BEGIN Dataset content

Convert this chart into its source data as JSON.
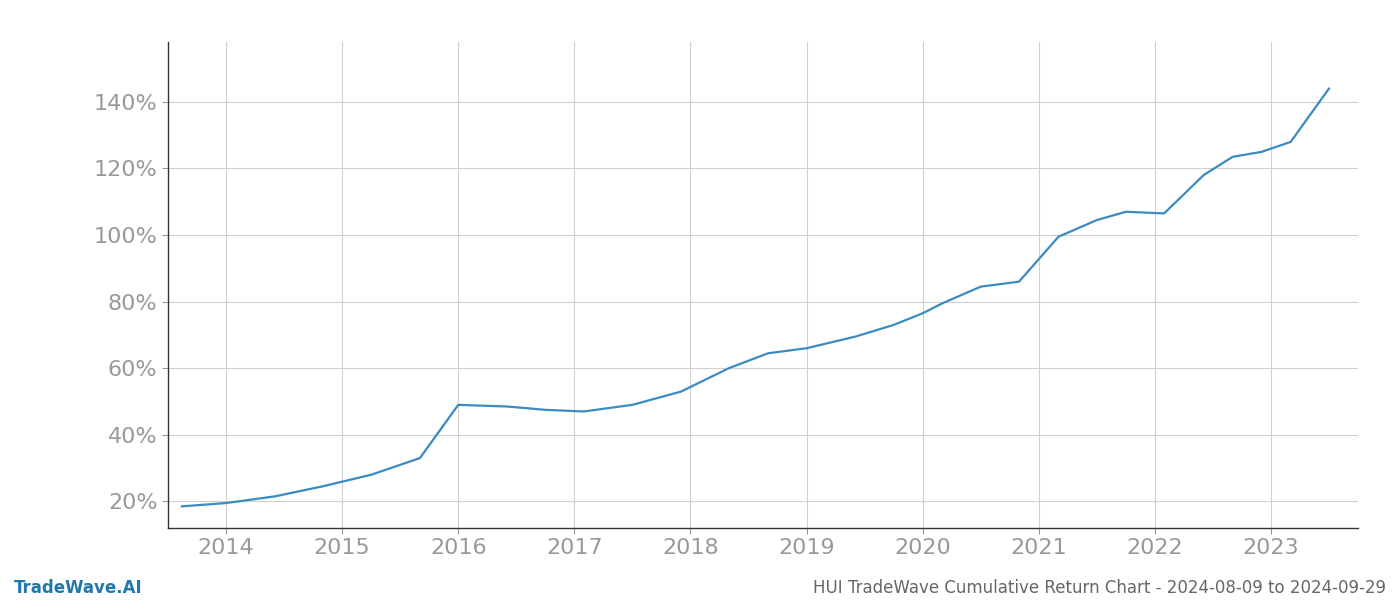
{
  "title": "HUI TradeWave Cumulative Return Chart - 2024-08-09 to 2024-09-29",
  "watermark": "TradeWave.AI",
  "line_color": "#3a8bbf",
  "background_color": "#ffffff",
  "grid_color": "#d0d0d0",
  "x_years": [
    2013.62,
    2014.0,
    2014.42,
    2014.83,
    2015.25,
    2015.67,
    2016.0,
    2016.42,
    2016.75,
    2017.08,
    2017.5,
    2017.92,
    2018.33,
    2018.67,
    2019.0,
    2019.42,
    2019.75,
    2020.0,
    2020.17,
    2020.5,
    2020.83,
    2021.17,
    2021.5,
    2021.75,
    2022.08,
    2022.42,
    2022.67,
    2022.92,
    2023.17,
    2023.5
  ],
  "y_values": [
    18.5,
    19.5,
    21.5,
    24.5,
    28.0,
    33.0,
    49.0,
    48.5,
    47.5,
    47.0,
    49.0,
    53.0,
    60.0,
    64.5,
    66.0,
    69.5,
    73.0,
    76.5,
    79.5,
    84.5,
    86.0,
    99.5,
    104.5,
    107.0,
    106.5,
    118.0,
    123.5,
    125.0,
    128.0,
    144.0
  ],
  "yticks": [
    20,
    40,
    60,
    80,
    100,
    120,
    140
  ],
  "xticks": [
    2014,
    2015,
    2016,
    2017,
    2018,
    2019,
    2020,
    2021,
    2022,
    2023
  ],
  "ylim": [
    12,
    158
  ],
  "xlim": [
    2013.5,
    2023.75
  ],
  "line_width": 1.6,
  "tick_fontsize": 16,
  "bottom_fontsize": 12,
  "text_color": "#999999",
  "spine_color": "#333333",
  "title_color": "#666666",
  "watermark_color": "#2277aa"
}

END Dataset content

_What is needed_
Repeat the data in full and exactly. Omit pictures.

_Problem solution_
Convert this chart into its source data as JSON.
{
  "title": "HUI TradeWave Cumulative Return Chart - 2024-08-09 to 2024-09-29",
  "watermark": "TradeWave.AI",
  "line_color": "#3a8bbf",
  "background_color": "#ffffff",
  "grid_color": "#d0d0d0",
  "x_years": [
    2013.62,
    2014.0,
    2014.42,
    2014.83,
    2015.25,
    2015.67,
    2016.0,
    2016.42,
    2016.75,
    2017.08,
    2017.5,
    2017.92,
    2018.33,
    2018.67,
    2019.0,
    2019.42,
    2019.75,
    2020.0,
    2020.17,
    2020.5,
    2020.83,
    2021.17,
    2021.5,
    2021.75,
    2022.08,
    2022.42,
    2022.67,
    2022.92,
    2023.17,
    2023.5
  ],
  "y_values": [
    18.5,
    19.5,
    21.5,
    24.5,
    28.0,
    33.0,
    49.0,
    48.5,
    47.5,
    47.0,
    49.0,
    53.0,
    60.0,
    64.5,
    66.0,
    69.5,
    73.0,
    76.5,
    79.5,
    84.5,
    86.0,
    99.5,
    104.5,
    107.0,
    106.5,
    118.0,
    123.5,
    125.0,
    128.0,
    144.0
  ],
  "yticks": [
    20,
    40,
    60,
    80,
    100,
    120,
    140
  ],
  "xticks": [
    2014,
    2015,
    2016,
    2017,
    2018,
    2019,
    2020,
    2021,
    2022,
    2023
  ],
  "ylim": [
    12,
    158
  ],
  "xlim": [
    2013.5,
    2023.75
  ],
  "line_width": 1.6,
  "tick_fontsize": 16,
  "bottom_fontsize": 12,
  "text_color": "#999999",
  "spine_color": "#333333",
  "title_color": "#666666",
  "watermark_color": "#2277aa"
}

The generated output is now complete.